* Start LISTED RECORDS *
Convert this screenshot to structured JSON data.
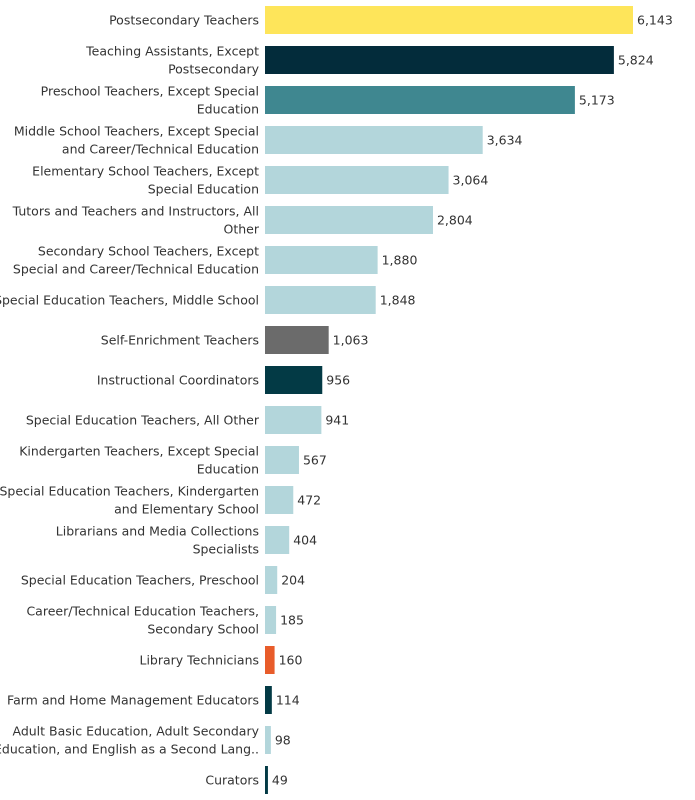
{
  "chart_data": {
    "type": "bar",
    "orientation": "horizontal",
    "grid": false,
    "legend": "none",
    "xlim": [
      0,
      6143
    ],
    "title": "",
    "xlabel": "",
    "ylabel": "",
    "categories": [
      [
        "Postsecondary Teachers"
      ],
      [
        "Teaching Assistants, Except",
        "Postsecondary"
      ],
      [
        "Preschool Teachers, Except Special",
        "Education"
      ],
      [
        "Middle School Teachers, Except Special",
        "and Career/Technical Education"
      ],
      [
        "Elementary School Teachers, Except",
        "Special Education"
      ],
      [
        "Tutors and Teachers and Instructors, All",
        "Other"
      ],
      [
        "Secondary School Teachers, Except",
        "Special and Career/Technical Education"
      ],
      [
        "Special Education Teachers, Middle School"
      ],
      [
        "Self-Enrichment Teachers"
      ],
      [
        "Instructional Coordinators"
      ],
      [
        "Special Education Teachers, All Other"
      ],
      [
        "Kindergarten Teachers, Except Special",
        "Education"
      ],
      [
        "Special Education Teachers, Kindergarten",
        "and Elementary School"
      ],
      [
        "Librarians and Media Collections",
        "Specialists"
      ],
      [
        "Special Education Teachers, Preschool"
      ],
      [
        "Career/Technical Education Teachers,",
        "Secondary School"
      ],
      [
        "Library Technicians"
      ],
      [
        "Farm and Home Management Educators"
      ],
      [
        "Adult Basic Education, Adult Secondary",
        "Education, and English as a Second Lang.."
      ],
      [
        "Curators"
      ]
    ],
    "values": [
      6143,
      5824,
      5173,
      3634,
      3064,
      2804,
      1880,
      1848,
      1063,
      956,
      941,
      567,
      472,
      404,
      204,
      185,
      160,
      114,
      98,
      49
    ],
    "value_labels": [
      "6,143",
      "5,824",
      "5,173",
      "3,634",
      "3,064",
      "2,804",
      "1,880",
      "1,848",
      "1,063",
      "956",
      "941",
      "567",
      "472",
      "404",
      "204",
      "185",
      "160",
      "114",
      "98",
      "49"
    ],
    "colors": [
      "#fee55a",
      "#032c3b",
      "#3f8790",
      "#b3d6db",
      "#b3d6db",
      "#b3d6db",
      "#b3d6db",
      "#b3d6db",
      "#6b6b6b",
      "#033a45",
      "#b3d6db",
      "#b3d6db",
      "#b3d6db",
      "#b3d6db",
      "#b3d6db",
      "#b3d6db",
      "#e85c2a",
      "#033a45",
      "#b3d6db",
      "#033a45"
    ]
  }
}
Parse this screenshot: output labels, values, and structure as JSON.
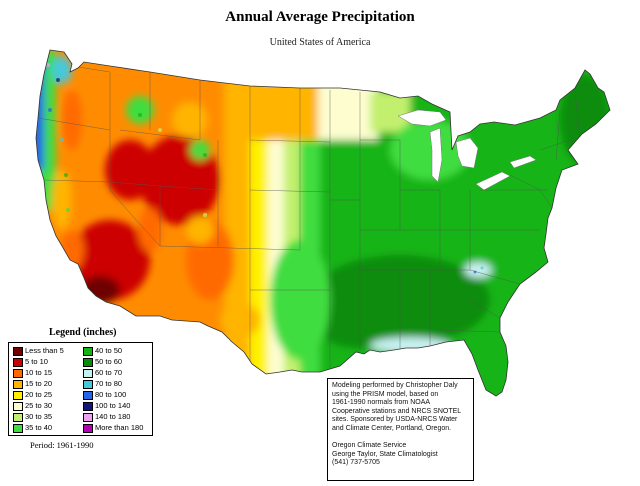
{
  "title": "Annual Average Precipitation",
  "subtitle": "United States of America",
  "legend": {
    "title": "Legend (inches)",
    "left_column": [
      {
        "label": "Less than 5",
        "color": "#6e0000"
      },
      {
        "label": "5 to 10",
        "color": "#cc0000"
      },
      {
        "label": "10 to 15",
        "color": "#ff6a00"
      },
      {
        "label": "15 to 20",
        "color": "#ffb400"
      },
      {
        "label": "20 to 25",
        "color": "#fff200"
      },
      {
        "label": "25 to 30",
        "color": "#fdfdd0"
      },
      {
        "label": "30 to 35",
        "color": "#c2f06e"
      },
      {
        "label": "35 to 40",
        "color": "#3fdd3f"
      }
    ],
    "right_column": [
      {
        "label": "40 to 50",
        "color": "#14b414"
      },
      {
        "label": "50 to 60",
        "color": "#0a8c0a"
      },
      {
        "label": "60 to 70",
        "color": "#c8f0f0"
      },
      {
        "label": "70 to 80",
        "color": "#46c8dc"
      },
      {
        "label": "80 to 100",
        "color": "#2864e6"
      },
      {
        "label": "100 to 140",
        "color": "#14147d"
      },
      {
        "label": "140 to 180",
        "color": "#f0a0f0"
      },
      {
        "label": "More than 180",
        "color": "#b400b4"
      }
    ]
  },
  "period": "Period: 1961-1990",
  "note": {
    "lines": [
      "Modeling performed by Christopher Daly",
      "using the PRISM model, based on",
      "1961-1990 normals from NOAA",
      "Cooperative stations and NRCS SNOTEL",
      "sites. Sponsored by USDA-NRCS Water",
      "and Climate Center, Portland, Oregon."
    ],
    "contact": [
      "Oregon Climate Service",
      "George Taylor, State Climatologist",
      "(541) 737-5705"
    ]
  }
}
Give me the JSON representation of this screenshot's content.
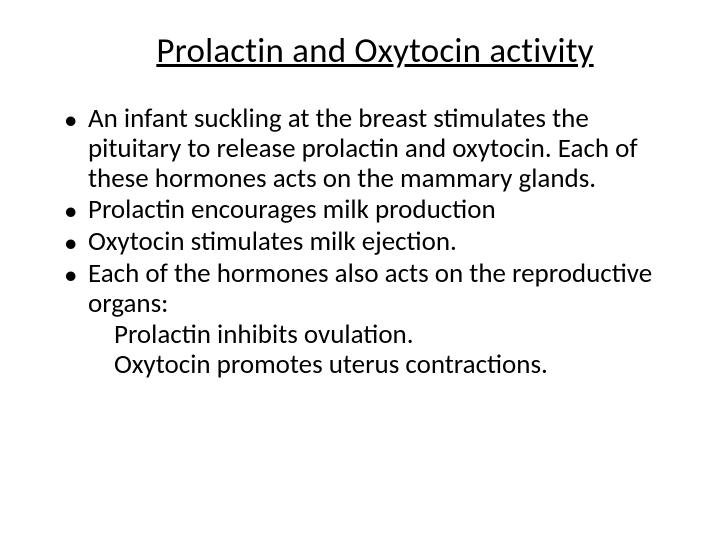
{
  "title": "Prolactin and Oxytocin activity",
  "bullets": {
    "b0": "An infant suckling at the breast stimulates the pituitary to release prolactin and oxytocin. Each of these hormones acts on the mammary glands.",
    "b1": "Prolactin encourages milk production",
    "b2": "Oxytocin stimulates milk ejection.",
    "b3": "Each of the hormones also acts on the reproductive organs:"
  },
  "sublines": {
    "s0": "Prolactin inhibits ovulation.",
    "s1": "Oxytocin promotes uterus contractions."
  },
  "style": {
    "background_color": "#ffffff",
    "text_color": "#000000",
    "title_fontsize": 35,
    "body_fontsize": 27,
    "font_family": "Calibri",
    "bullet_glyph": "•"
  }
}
* End LISTED RECORDS *
* Start LISTED RECORDS *
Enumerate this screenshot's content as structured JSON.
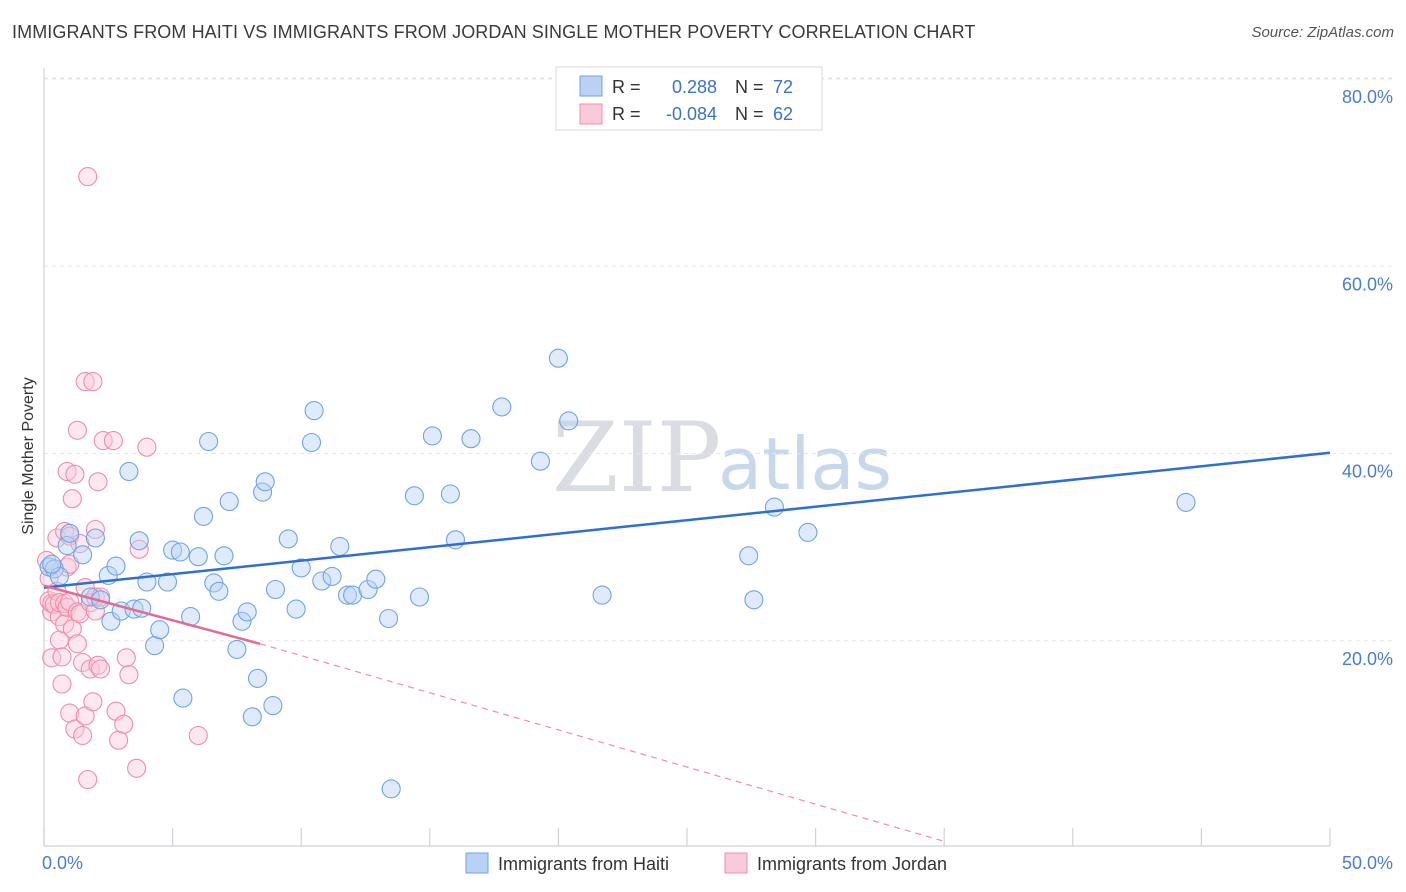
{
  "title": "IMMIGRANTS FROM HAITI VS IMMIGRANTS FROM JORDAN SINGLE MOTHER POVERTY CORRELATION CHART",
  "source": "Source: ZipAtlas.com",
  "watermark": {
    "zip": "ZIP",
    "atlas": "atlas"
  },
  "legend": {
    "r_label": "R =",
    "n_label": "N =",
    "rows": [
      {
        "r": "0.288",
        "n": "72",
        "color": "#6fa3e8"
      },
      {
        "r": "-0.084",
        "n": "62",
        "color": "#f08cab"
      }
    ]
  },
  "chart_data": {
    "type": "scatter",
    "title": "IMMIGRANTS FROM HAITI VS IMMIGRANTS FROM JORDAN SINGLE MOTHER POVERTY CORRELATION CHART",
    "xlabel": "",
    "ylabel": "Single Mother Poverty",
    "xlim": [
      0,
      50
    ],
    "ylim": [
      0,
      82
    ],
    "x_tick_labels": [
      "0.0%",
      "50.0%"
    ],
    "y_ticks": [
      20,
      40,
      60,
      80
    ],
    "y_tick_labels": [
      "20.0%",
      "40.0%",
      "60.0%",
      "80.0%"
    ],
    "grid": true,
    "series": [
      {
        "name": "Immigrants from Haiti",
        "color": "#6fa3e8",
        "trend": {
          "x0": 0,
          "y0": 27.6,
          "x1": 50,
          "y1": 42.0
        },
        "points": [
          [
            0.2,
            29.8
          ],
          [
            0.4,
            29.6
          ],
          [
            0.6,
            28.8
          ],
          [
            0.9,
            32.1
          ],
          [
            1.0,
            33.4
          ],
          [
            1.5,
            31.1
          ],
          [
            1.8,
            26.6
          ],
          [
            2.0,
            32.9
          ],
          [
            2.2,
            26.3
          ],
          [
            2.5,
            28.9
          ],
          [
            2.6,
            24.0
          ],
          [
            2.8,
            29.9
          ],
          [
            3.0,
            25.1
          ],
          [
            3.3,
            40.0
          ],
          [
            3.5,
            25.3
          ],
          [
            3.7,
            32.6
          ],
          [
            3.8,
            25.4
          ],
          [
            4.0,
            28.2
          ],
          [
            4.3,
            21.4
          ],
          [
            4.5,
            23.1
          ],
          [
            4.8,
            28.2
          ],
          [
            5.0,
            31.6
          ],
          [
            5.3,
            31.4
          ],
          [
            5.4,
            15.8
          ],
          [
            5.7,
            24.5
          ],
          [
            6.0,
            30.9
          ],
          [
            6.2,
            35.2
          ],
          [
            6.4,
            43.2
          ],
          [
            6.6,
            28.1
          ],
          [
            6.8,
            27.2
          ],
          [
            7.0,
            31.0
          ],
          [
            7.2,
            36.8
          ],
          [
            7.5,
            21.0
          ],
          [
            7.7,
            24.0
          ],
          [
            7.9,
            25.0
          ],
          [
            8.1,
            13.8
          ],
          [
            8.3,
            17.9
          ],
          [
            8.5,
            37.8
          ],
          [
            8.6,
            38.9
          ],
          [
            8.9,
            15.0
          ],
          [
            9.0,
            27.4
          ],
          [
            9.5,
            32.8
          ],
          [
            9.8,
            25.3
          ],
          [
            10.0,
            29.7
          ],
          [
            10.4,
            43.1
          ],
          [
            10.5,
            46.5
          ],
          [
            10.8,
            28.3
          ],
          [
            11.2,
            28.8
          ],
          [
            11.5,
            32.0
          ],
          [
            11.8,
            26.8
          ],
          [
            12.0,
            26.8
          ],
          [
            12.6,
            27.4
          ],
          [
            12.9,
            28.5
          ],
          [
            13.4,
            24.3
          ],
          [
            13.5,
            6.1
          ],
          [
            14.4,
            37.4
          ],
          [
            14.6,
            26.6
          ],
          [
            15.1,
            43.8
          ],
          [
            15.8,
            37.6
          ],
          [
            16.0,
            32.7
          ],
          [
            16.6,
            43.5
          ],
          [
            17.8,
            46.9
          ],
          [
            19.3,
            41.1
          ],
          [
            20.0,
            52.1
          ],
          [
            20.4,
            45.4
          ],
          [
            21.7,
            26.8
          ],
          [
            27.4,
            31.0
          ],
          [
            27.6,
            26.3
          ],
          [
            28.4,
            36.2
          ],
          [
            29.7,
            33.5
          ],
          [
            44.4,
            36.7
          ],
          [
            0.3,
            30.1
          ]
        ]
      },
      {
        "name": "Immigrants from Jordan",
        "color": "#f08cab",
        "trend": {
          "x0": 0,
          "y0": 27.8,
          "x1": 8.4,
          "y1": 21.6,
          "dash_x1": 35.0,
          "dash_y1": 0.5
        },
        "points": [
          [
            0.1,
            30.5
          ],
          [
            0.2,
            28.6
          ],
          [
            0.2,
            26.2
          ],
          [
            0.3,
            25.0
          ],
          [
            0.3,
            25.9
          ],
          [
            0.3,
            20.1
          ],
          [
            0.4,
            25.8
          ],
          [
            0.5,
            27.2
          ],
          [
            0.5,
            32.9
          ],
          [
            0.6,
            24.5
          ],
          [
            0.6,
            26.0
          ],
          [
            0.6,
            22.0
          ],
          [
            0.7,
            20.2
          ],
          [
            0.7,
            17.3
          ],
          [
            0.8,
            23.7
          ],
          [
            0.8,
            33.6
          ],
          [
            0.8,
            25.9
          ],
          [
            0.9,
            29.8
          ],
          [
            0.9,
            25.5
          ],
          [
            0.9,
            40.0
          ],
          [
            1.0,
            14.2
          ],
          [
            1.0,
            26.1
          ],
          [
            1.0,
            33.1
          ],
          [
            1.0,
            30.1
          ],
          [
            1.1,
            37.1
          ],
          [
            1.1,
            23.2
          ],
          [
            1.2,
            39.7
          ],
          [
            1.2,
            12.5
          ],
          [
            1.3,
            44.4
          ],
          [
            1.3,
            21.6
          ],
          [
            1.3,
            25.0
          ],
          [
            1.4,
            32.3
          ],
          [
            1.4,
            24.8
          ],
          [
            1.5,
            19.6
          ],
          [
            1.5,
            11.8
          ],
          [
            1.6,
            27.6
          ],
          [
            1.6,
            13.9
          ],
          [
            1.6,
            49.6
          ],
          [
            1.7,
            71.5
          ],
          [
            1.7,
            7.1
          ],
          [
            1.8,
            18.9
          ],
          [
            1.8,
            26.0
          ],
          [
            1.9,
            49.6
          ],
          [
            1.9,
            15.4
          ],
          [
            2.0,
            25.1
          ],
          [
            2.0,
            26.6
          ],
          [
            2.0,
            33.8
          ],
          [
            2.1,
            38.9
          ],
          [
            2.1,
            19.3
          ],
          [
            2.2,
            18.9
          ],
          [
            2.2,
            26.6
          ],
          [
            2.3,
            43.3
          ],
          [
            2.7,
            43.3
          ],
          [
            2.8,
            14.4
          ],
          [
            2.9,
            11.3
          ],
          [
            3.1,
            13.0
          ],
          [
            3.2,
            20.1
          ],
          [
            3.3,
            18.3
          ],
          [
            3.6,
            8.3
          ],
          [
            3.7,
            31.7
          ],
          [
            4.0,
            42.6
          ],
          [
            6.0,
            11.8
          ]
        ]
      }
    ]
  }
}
* End LISTED RECORDS *
▶ EXERCISE AIM
Find each line holding the string "name" and copy it out.

▶ CORRECT OUTPUT
        "name": "Immigrants from Haiti",
        "name": "Immigrants from Jordan",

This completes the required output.